**What you are asked to do**
Locate all lines in the data below that hold "subtitle" and show them.

────

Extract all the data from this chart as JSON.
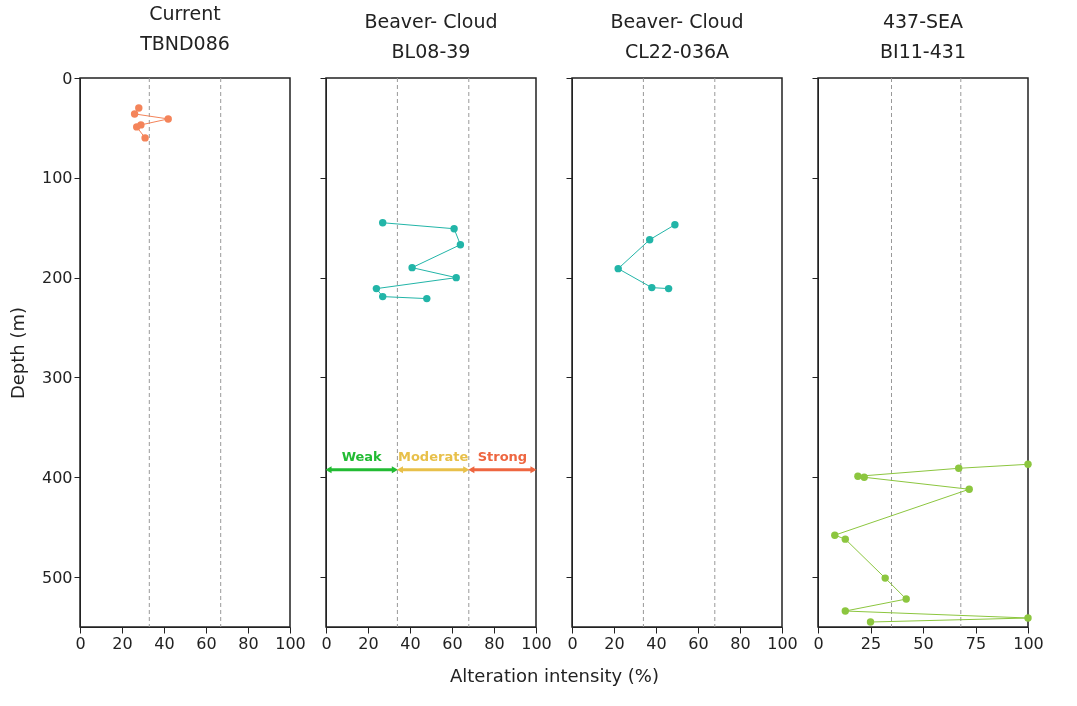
{
  "chart_data": [
    {
      "type": "line",
      "title": "Current",
      "subtitle": "TBND086",
      "ylabel": "Depth (m)",
      "marker": "circle",
      "grid": false,
      "legend": false,
      "xlim": [
        0,
        100
      ],
      "xticks": [
        0,
        20,
        40,
        60,
        80,
        100
      ],
      "ylim": [
        550,
        0
      ],
      "yticks": [
        0,
        100,
        200,
        300,
        400,
        500
      ],
      "ref_lines": [
        {
          "axis": "x",
          "value": 33,
          "label": null,
          "color": "#999999",
          "line_style": "dashed"
        },
        {
          "axis": "x",
          "value": 67,
          "label": null,
          "color": "#999999",
          "line_style": "dashed"
        }
      ],
      "series": [
        {
          "color": "#f4845a",
          "x": [
            28,
            26,
            42,
            29,
            27,
            31
          ],
          "values": [
            30,
            36,
            41,
            47,
            49,
            60
          ]
        }
      ]
    },
    {
      "type": "line",
      "title": "Beaver- Cloud",
      "subtitle": "BL08-39",
      "marker": "circle",
      "grid": false,
      "legend": false,
      "tick_labels": "x",
      "xlim": [
        0,
        100
      ],
      "xticks": [
        0,
        20,
        40,
        60,
        80,
        100
      ],
      "ylim": [
        550,
        0
      ],
      "yticks": [
        0,
        100,
        200,
        300,
        400,
        500
      ],
      "ref_lines": [
        {
          "axis": "x",
          "value": 34,
          "label": null,
          "color": "#999999",
          "line_style": "dashed"
        },
        {
          "axis": "x",
          "value": 68,
          "label": null,
          "color": "#999999",
          "line_style": "dashed"
        }
      ],
      "xlabel": "Alteration intensity (%)",
      "annotations": [
        "Weak",
        "Moderate",
        "Strong"
      ],
      "series": [
        {
          "color": "#22b5a8",
          "x": [
            27,
            61,
            64,
            41,
            62,
            24,
            27,
            48
          ],
          "values": [
            145,
            151,
            167,
            190,
            200,
            211,
            219,
            221
          ]
        }
      ]
    },
    {
      "type": "line",
      "title": "Beaver- Cloud",
      "subtitle": "CL22-036A",
      "marker": "circle",
      "grid": false,
      "legend": false,
      "tick_labels": "x",
      "xlim": [
        0,
        100
      ],
      "xticks": [
        0,
        20,
        40,
        60,
        80,
        100
      ],
      "ylim": [
        550,
        0
      ],
      "yticks": [
        0,
        100,
        200,
        300,
        400,
        500
      ],
      "ref_lines": [
        {
          "axis": "x",
          "value": 34,
          "label": null,
          "color": "#999999",
          "line_style": "dashed"
        },
        {
          "axis": "x",
          "value": 68,
          "label": null,
          "color": "#999999",
          "line_style": "dashed"
        }
      ],
      "series": [
        {
          "color": "#22b5a8",
          "x": [
            49,
            37,
            22,
            38,
            46
          ],
          "values": [
            147,
            162,
            191,
            210,
            211
          ]
        }
      ]
    },
    {
      "type": "line",
      "title": "437-SEA",
      "subtitle": "BI11-431",
      "marker": "circle",
      "grid": false,
      "legend": false,
      "tick_labels": "x",
      "xlim": [
        0,
        100
      ],
      "xticks": [
        0,
        25,
        50,
        75,
        100
      ],
      "ylim": [
        550,
        0
      ],
      "yticks": [
        0,
        100,
        200,
        300,
        400,
        500
      ],
      "ref_lines": [
        {
          "axis": "x",
          "value": 35,
          "label": null,
          "color": "#999999",
          "line_style": "dashed"
        },
        {
          "axis": "x",
          "value": 68,
          "label": null,
          "color": "#999999",
          "line_style": "dashed"
        }
      ],
      "series": [
        {
          "color": "#8cc63f",
          "x": [
            100,
            67,
            19,
            22,
            72,
            8,
            13,
            32,
            42,
            13,
            100,
            25
          ],
          "values": [
            387,
            391,
            399,
            400,
            412,
            458,
            462,
            501,
            522,
            534,
            541,
            545
          ]
        }
      ]
    }
  ]
}
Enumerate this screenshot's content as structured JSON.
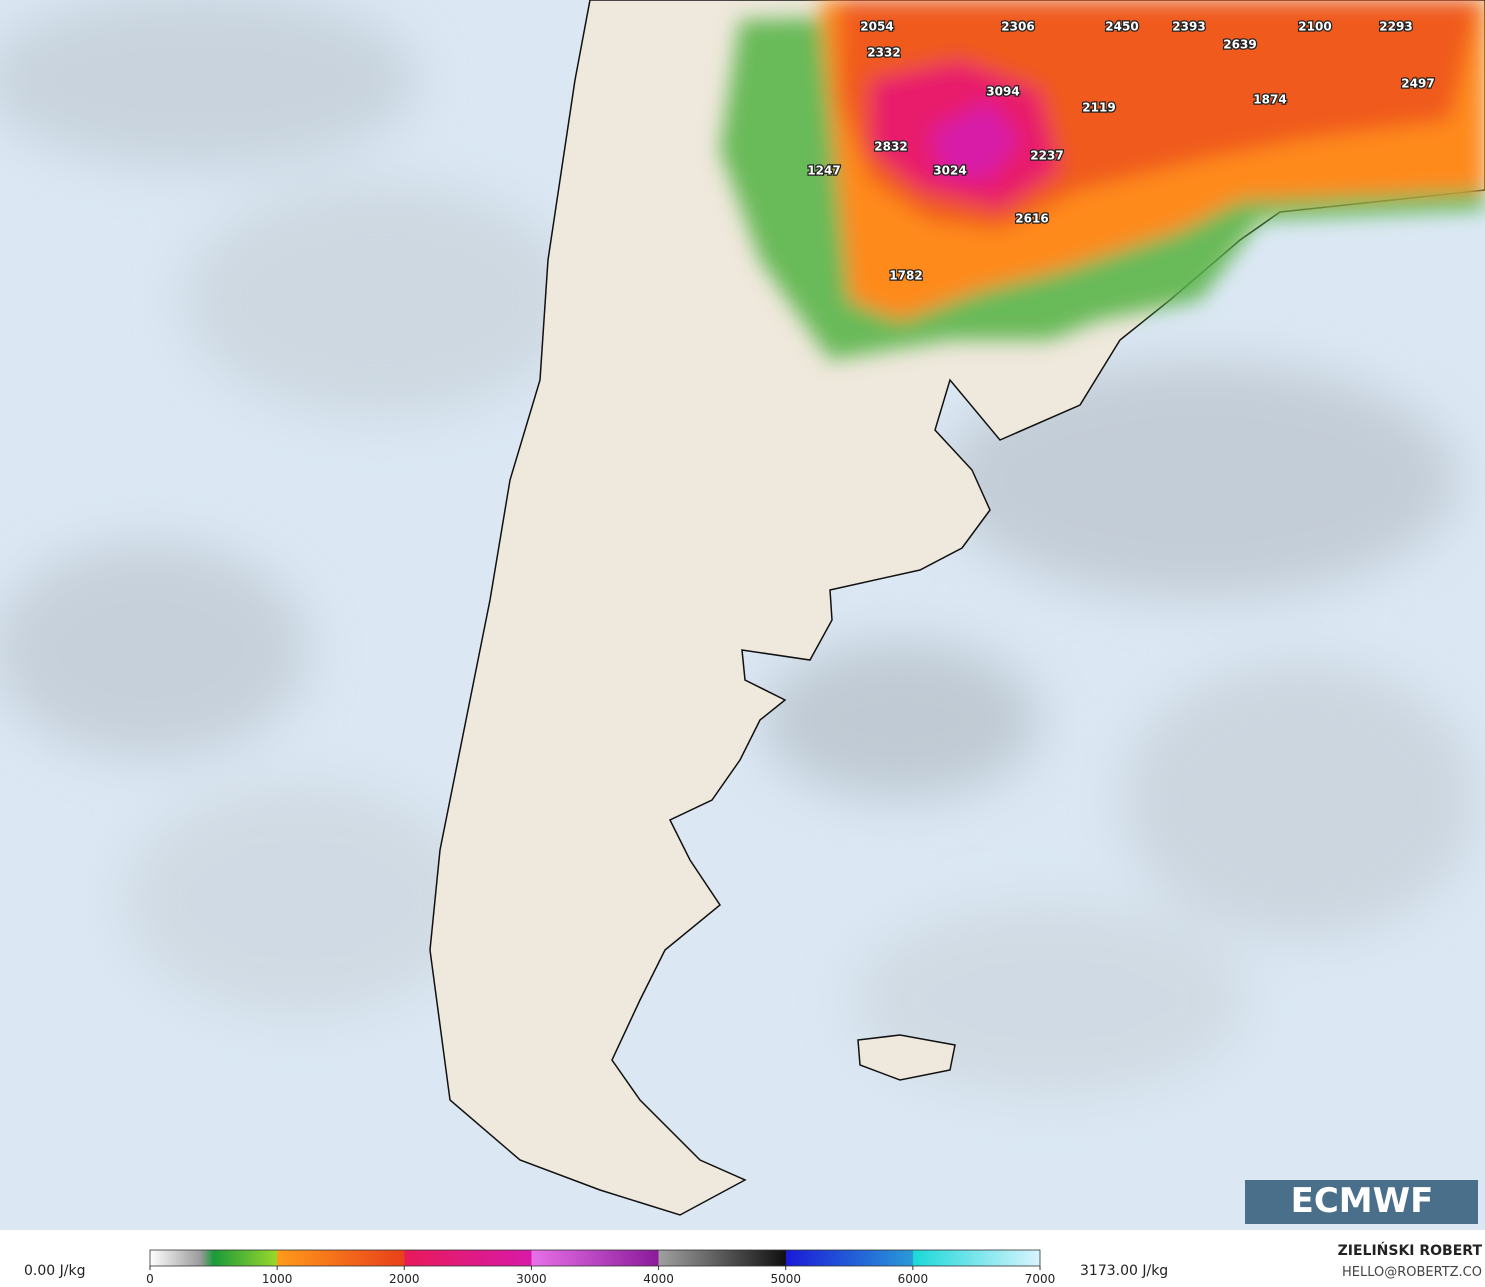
{
  "map": {
    "cape_labels": [
      2054,
      2306,
      2450,
      2393,
      2100,
      2293,
      2332,
      2639,
      3094,
      2497,
      2119,
      1874,
      2832,
      2237,
      1247,
      3024,
      2616,
      1782
    ],
    "logo": "ECMWF"
  },
  "colorbar": {
    "min_label": "0.00 J/kg",
    "max_label": "3173.00 J/kg",
    "lim": [
      0,
      7000
    ],
    "ticks": [
      0,
      1000,
      2000,
      3000,
      4000,
      5000,
      6000,
      7000
    ],
    "stops": [
      {
        "value": 0,
        "color": "#ffffff"
      },
      {
        "value": 400,
        "color": "#9a9a9a"
      },
      {
        "value": 500,
        "color": "#1a9a3a"
      },
      {
        "value": 1000,
        "color": "#9ad82a"
      },
      {
        "value": 1001,
        "color": "#ff9a1a"
      },
      {
        "value": 2000,
        "color": "#e8401a"
      },
      {
        "value": 2001,
        "color": "#e81a5a"
      },
      {
        "value": 3000,
        "color": "#d81aa8"
      },
      {
        "value": 3001,
        "color": "#e870e8"
      },
      {
        "value": 4000,
        "color": "#8a1a9a"
      },
      {
        "value": 4001,
        "color": "#a0a0a0"
      },
      {
        "value": 5000,
        "color": "#101010"
      },
      {
        "value": 5001,
        "color": "#1a1ad8"
      },
      {
        "value": 6000,
        "color": "#2a9ad8"
      },
      {
        "value": 6001,
        "color": "#1ad8d8"
      },
      {
        "value": 7000,
        "color": "#d8f4ff"
      }
    ]
  },
  "credits": {
    "name": "ZIELIŃSKI ROBERT",
    "contact": "HELLO@ROBERTZ.CO"
  }
}
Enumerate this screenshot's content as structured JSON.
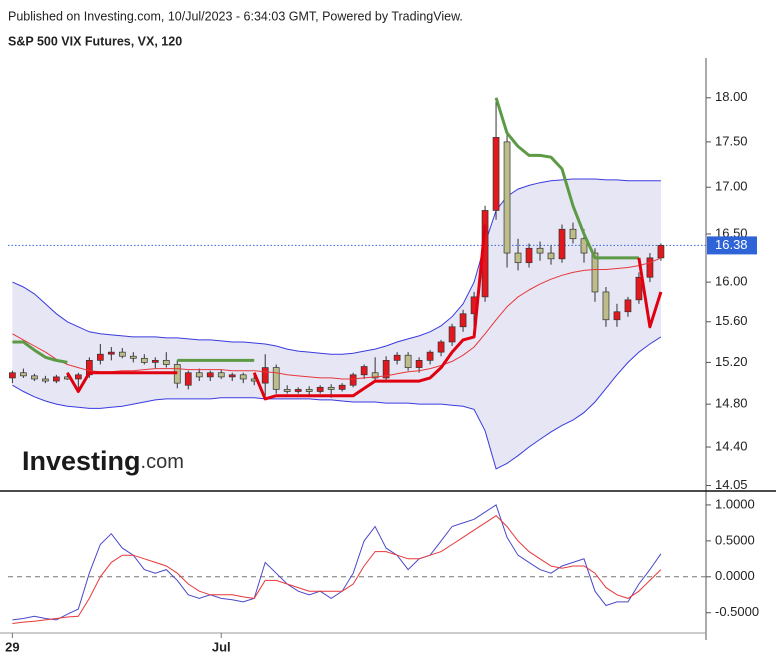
{
  "header": {
    "published": "Published on Investing.com, 10/Jul/2023 - 6:34:03 GMT, Powered by TradingView.",
    "symbol": "S&P 500 VIX Futures, VX, 120"
  },
  "watermark": {
    "bold": "Investing",
    "light": ".com"
  },
  "chart_data": [
    {
      "type": "candlestick",
      "log": true,
      "xlim": [
        -0.4,
        63.1
      ],
      "ylim": [
        14.01,
        18.44
      ],
      "yticks": [
        {
          "value": 18,
          "label": "18.00"
        },
        {
          "value": 17.5,
          "label": "17.50"
        },
        {
          "value": 17,
          "label": "17.00"
        },
        {
          "value": 16.5,
          "label": "16.50"
        },
        {
          "value": 16,
          "label": "16.00"
        },
        {
          "value": 15.6,
          "label": "15.60"
        },
        {
          "value": 15.2,
          "label": "15.20"
        },
        {
          "value": 14.8,
          "label": "14.80"
        },
        {
          "value": 14.4,
          "label": "14.40"
        },
        {
          "value": 14.05,
          "label": "14.05"
        }
      ],
      "last_price": {
        "value": 16.38,
        "label": "16.38",
        "color": "#2f63d8"
      },
      "up_color": "#e3171e",
      "down_color": "#bdbd8c",
      "open": [
        15.05,
        15.1,
        15.07,
        15.04,
        15.02,
        15.06,
        15.04,
        15.08,
        15.22,
        15.28,
        15.3,
        15.26,
        15.24,
        15.2,
        15.22,
        15.18,
        14.98,
        15.1,
        15.06,
        15.1,
        15.06,
        15.08,
        15.04,
        15.0,
        15.15,
        14.94,
        14.92,
        14.94,
        14.92,
        14.96,
        14.94,
        14.98,
        15.08,
        15.1,
        15.05,
        15.22,
        15.27,
        15.15,
        15.22,
        15.3,
        15.4,
        15.55,
        15.68,
        15.85,
        16.75,
        17.5,
        16.3,
        16.2,
        16.35,
        16.3,
        16.24,
        16.55,
        16.45,
        16.3,
        15.9,
        15.62,
        15.7,
        15.82,
        16.05,
        16.25
      ],
      "high": [
        15.12,
        15.14,
        15.09,
        15.07,
        15.08,
        15.1,
        15.1,
        15.25,
        15.38,
        15.35,
        15.34,
        15.3,
        15.28,
        15.25,
        15.3,
        15.22,
        15.12,
        15.14,
        15.12,
        15.13,
        15.1,
        15.1,
        15.08,
        15.28,
        15.18,
        14.98,
        14.96,
        14.97,
        14.98,
        14.99,
        15.0,
        15.1,
        15.18,
        15.25,
        15.26,
        15.3,
        15.3,
        15.25,
        15.32,
        15.42,
        15.58,
        15.72,
        15.9,
        16.8,
        17.95,
        17.6,
        16.45,
        16.4,
        16.42,
        16.38,
        16.6,
        16.62,
        16.55,
        16.35,
        15.95,
        15.78,
        15.85,
        16.1,
        16.3,
        16.4
      ],
      "low": [
        15.0,
        15.05,
        15.02,
        15.0,
        15.0,
        15.03,
        14.95,
        15.05,
        15.18,
        15.22,
        15.24,
        15.2,
        15.18,
        15.14,
        15.15,
        14.95,
        14.94,
        15.02,
        15.02,
        15.04,
        15.02,
        15.0,
        14.98,
        14.88,
        14.9,
        14.9,
        14.9,
        14.88,
        14.9,
        14.86,
        14.92,
        14.96,
        15.04,
        15.02,
        15.02,
        15.18,
        15.12,
        15.1,
        15.18,
        15.26,
        15.36,
        15.5,
        15.55,
        15.8,
        16.65,
        16.15,
        16.12,
        16.15,
        16.22,
        16.18,
        16.2,
        16.4,
        16.2,
        15.8,
        15.55,
        15.55,
        15.65,
        15.78,
        16.0,
        16.22
      ],
      "close": [
        15.1,
        15.07,
        15.04,
        15.02,
        15.06,
        15.04,
        15.08,
        15.22,
        15.28,
        15.3,
        15.26,
        15.24,
        15.2,
        15.22,
        15.18,
        15.0,
        15.1,
        15.06,
        15.1,
        15.06,
        15.08,
        15.04,
        15.02,
        15.15,
        14.94,
        14.92,
        14.94,
        14.92,
        14.96,
        14.94,
        14.98,
        15.08,
        15.16,
        15.05,
        15.22,
        15.27,
        15.15,
        15.22,
        15.3,
        15.4,
        15.55,
        15.68,
        15.85,
        16.75,
        17.55,
        16.3,
        16.2,
        16.35,
        16.3,
        16.24,
        16.55,
        16.45,
        16.3,
        15.9,
        15.62,
        15.7,
        15.82,
        16.05,
        16.25,
        16.38
      ],
      "band": {
        "fill": "#dcdcf0",
        "color": "#3a3ae0",
        "upper": [
          16.0,
          15.95,
          15.88,
          15.78,
          15.68,
          15.6,
          15.55,
          15.5,
          15.48,
          15.47,
          15.46,
          15.45,
          15.45,
          15.45,
          15.44,
          15.44,
          15.43,
          15.42,
          15.42,
          15.41,
          15.4,
          15.4,
          15.39,
          15.38,
          15.36,
          15.33,
          15.31,
          15.3,
          15.29,
          15.28,
          15.28,
          15.29,
          15.31,
          15.33,
          15.36,
          15.4,
          15.43,
          15.46,
          15.5,
          15.56,
          15.65,
          15.78,
          16.0,
          16.4,
          16.75,
          16.9,
          16.98,
          17.02,
          17.05,
          17.07,
          17.08,
          17.09,
          17.09,
          17.09,
          17.08,
          17.08,
          17.07,
          17.07,
          17.07,
          17.07
        ],
        "lower": [
          14.98,
          14.92,
          14.87,
          14.83,
          14.8,
          14.78,
          14.77,
          14.76,
          14.76,
          14.77,
          14.78,
          14.8,
          14.82,
          14.84,
          14.85,
          14.85,
          14.85,
          14.85,
          14.85,
          14.86,
          14.86,
          14.86,
          14.86,
          14.85,
          14.85,
          14.85,
          14.85,
          14.85,
          14.84,
          14.84,
          14.83,
          14.82,
          14.82,
          14.82,
          14.81,
          14.81,
          14.81,
          14.8,
          14.8,
          14.8,
          14.79,
          14.78,
          14.75,
          14.55,
          14.2,
          14.25,
          14.32,
          14.4,
          14.47,
          14.54,
          14.6,
          14.65,
          14.72,
          14.82,
          14.95,
          15.08,
          15.2,
          15.3,
          15.38,
          15.45
        ]
      },
      "lines": [
        {
          "color": "#e8373a",
          "width": 1,
          "values": [
            15.48,
            15.42,
            15.36,
            15.3,
            15.23,
            15.18,
            15.15,
            15.12,
            15.11,
            15.11,
            15.12,
            15.12,
            15.13,
            15.14,
            15.14,
            15.14,
            15.13,
            15.13,
            15.13,
            15.13,
            15.12,
            15.12,
            15.12,
            15.11,
            15.1,
            15.08,
            15.07,
            15.06,
            15.05,
            15.05,
            15.04,
            15.04,
            15.05,
            15.06,
            15.07,
            15.09,
            15.11,
            15.12,
            15.14,
            15.17,
            15.21,
            15.27,
            15.35,
            15.48,
            15.62,
            15.75,
            15.85,
            15.92,
            15.98,
            16.03,
            16.07,
            16.1,
            16.12,
            16.13,
            16.13,
            16.14,
            16.15,
            16.17,
            16.2,
            16.25
          ]
        },
        {
          "color": "#5c9a45",
          "width": 3,
          "values": [
            15.4,
            15.4,
            15.32,
            15.25,
            15.22,
            15.2,
            null,
            null,
            null,
            null,
            null,
            null,
            null,
            null,
            null,
            15.22,
            15.22,
            15.22,
            15.22,
            15.22,
            15.22,
            15.22,
            15.22,
            null,
            null,
            null,
            null,
            null,
            null,
            null,
            null,
            null,
            null,
            null,
            null,
            null,
            null,
            null,
            null,
            null,
            null,
            null,
            null,
            null,
            18.0,
            17.6,
            17.45,
            17.35,
            17.35,
            17.33,
            17.2,
            16.8,
            16.5,
            16.25,
            16.25,
            16.25,
            16.25,
            16.25,
            null,
            null
          ]
        },
        {
          "color": "#e0000f",
          "width": 3,
          "values": [
            null,
            null,
            null,
            null,
            null,
            15.1,
            14.92,
            15.1,
            15.1,
            15.1,
            15.1,
            15.1,
            15.1,
            15.1,
            15.1,
            15.1,
            null,
            null,
            null,
            null,
            null,
            null,
            15.1,
            14.85,
            14.88,
            14.88,
            14.88,
            14.88,
            14.88,
            14.88,
            14.88,
            14.88,
            14.95,
            15.02,
            15.02,
            15.02,
            15.02,
            15.02,
            15.05,
            15.15,
            15.3,
            15.42,
            15.45,
            16.6,
            null,
            null,
            null,
            null,
            null,
            null,
            null,
            null,
            null,
            null,
            null,
            null,
            null,
            16.25,
            15.55,
            15.9
          ]
        }
      ]
    },
    {
      "type": "line",
      "xlim": [
        -0.4,
        63.1
      ],
      "ylim": [
        -0.81,
        1.18
      ],
      "hline": 0,
      "yticks": [
        {
          "value": 1,
          "label": "1.0000"
        },
        {
          "value": 0.5,
          "label": "0.5000"
        },
        {
          "value": 0,
          "label": "0.0000"
        },
        {
          "value": -0.5,
          "label": "-0.5000"
        }
      ],
      "xticks": [
        {
          "value": 0,
          "label": "29"
        },
        {
          "value": 19,
          "label": "Jul"
        }
      ],
      "series": [
        {
          "color": "#4a48c8",
          "values": [
            -0.6,
            -0.58,
            -0.55,
            -0.58,
            -0.6,
            -0.52,
            -0.45,
            0.05,
            0.45,
            0.6,
            0.4,
            0.3,
            0.1,
            0.05,
            0.1,
            -0.05,
            -0.25,
            -0.3,
            -0.25,
            -0.3,
            -0.32,
            -0.35,
            -0.3,
            0.2,
            0.05,
            -0.1,
            -0.2,
            -0.25,
            -0.2,
            -0.3,
            -0.2,
            0.05,
            0.5,
            0.7,
            0.4,
            0.3,
            0.1,
            0.25,
            0.3,
            0.5,
            0.7,
            0.75,
            0.8,
            0.9,
            1.0,
            0.55,
            0.3,
            0.2,
            0.1,
            0.05,
            0.15,
            0.2,
            0.25,
            -0.2,
            -0.4,
            -0.35,
            -0.35,
            -0.1,
            0.1,
            0.32
          ]
        },
        {
          "color": "#e8373a",
          "values": [
            -0.65,
            -0.63,
            -0.62,
            -0.6,
            -0.58,
            -0.56,
            -0.55,
            -0.3,
            0.0,
            0.2,
            0.3,
            0.3,
            0.25,
            0.2,
            0.15,
            0.05,
            -0.1,
            -0.2,
            -0.25,
            -0.25,
            -0.25,
            -0.28,
            -0.3,
            -0.05,
            -0.05,
            -0.1,
            -0.15,
            -0.2,
            -0.2,
            -0.2,
            -0.2,
            -0.1,
            0.15,
            0.35,
            0.35,
            0.3,
            0.25,
            0.25,
            0.3,
            0.35,
            0.45,
            0.55,
            0.65,
            0.75,
            0.85,
            0.7,
            0.5,
            0.35,
            0.25,
            0.15,
            0.12,
            0.15,
            0.15,
            0.05,
            -0.15,
            -0.25,
            -0.3,
            -0.2,
            -0.05,
            0.1
          ]
        }
      ]
    }
  ]
}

────

**Final answer**
      "subtitle": "TBND086",
      "subtitle": "BL08-39",
      "subtitle": "CL22-036A",
      "subtitle": "BI11-431",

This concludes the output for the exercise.